To do:
Identify each line below containing the string "drawn" and copy it.

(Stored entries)
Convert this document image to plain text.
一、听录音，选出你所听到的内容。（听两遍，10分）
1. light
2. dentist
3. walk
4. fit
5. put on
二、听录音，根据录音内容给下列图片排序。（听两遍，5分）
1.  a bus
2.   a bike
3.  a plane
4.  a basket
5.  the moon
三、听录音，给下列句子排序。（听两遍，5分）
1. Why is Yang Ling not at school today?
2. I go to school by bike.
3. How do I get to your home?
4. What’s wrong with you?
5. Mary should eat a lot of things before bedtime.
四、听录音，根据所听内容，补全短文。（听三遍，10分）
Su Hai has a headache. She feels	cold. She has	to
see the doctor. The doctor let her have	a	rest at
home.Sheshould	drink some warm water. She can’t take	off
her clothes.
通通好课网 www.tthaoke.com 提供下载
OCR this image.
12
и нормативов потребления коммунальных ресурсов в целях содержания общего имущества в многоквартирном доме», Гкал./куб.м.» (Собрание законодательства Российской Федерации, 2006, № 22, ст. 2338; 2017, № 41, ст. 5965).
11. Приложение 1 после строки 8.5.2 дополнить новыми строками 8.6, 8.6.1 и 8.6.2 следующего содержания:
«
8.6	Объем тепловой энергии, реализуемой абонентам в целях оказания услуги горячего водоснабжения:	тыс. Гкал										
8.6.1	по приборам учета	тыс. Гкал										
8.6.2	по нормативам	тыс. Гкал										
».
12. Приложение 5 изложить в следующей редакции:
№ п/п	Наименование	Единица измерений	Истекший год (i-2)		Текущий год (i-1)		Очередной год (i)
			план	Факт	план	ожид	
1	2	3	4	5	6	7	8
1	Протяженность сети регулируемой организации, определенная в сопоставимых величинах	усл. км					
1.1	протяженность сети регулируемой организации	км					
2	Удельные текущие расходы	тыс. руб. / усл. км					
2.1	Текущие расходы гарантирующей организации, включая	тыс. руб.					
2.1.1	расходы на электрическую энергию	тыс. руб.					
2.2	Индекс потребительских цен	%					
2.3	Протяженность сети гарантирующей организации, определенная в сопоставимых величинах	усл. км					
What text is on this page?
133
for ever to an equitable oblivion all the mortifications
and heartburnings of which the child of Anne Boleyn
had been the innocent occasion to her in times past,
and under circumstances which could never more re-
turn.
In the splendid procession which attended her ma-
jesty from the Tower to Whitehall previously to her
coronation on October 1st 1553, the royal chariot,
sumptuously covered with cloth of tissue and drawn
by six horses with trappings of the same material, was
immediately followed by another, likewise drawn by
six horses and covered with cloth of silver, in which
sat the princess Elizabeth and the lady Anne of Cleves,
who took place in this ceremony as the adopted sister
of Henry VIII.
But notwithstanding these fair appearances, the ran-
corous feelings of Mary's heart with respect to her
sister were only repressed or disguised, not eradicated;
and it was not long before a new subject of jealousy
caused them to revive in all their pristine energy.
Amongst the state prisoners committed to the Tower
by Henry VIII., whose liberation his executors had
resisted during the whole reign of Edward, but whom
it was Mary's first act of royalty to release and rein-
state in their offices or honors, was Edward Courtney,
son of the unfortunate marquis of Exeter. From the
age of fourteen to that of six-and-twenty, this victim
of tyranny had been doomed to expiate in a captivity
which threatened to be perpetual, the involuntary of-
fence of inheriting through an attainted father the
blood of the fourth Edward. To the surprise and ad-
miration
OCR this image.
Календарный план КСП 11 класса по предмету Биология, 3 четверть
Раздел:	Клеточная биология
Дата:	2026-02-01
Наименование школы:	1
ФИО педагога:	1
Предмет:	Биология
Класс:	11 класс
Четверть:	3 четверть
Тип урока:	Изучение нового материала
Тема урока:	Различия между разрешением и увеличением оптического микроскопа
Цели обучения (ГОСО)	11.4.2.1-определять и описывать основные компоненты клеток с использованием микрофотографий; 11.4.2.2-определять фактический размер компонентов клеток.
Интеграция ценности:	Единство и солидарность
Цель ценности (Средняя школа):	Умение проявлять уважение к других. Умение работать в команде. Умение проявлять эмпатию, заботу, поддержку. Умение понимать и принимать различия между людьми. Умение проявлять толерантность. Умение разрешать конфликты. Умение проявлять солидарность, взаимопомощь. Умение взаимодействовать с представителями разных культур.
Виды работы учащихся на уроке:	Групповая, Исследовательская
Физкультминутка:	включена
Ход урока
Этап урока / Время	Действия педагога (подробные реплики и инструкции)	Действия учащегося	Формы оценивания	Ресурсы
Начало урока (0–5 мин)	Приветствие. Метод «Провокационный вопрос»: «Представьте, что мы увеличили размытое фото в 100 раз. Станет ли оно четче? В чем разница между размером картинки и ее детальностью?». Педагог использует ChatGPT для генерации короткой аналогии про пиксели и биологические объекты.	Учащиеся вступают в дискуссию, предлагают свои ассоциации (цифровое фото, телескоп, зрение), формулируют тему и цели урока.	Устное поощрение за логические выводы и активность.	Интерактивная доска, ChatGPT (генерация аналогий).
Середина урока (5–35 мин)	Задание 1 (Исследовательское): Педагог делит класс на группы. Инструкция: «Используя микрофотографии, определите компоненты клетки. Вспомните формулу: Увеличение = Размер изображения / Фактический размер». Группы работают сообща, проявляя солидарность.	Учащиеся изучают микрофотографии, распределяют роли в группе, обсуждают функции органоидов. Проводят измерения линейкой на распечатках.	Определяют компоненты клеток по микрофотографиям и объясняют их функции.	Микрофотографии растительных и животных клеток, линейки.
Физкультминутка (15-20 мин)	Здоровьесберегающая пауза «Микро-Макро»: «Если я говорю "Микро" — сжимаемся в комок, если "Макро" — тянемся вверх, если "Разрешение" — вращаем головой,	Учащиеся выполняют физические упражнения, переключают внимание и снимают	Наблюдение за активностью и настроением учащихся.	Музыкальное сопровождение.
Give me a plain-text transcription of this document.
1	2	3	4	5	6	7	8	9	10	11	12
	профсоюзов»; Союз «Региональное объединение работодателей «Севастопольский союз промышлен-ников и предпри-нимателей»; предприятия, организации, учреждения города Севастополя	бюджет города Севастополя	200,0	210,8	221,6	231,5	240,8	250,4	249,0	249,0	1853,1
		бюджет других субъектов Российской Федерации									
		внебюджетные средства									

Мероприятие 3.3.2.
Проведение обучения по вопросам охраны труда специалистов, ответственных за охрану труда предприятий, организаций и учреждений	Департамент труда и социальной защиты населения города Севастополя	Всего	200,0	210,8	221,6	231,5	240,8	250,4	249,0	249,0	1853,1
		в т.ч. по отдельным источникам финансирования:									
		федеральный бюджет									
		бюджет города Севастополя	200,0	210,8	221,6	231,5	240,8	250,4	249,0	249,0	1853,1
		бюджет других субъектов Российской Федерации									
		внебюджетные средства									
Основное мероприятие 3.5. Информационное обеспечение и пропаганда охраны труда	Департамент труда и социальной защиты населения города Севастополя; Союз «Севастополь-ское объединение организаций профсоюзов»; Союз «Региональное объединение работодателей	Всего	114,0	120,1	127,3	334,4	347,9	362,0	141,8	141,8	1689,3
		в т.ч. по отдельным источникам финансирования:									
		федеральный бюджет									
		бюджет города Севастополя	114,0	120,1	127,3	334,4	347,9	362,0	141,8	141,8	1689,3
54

The result:
sumptuously covered with cloth of tissue and drawn
immediately followed by another, likewise drawn by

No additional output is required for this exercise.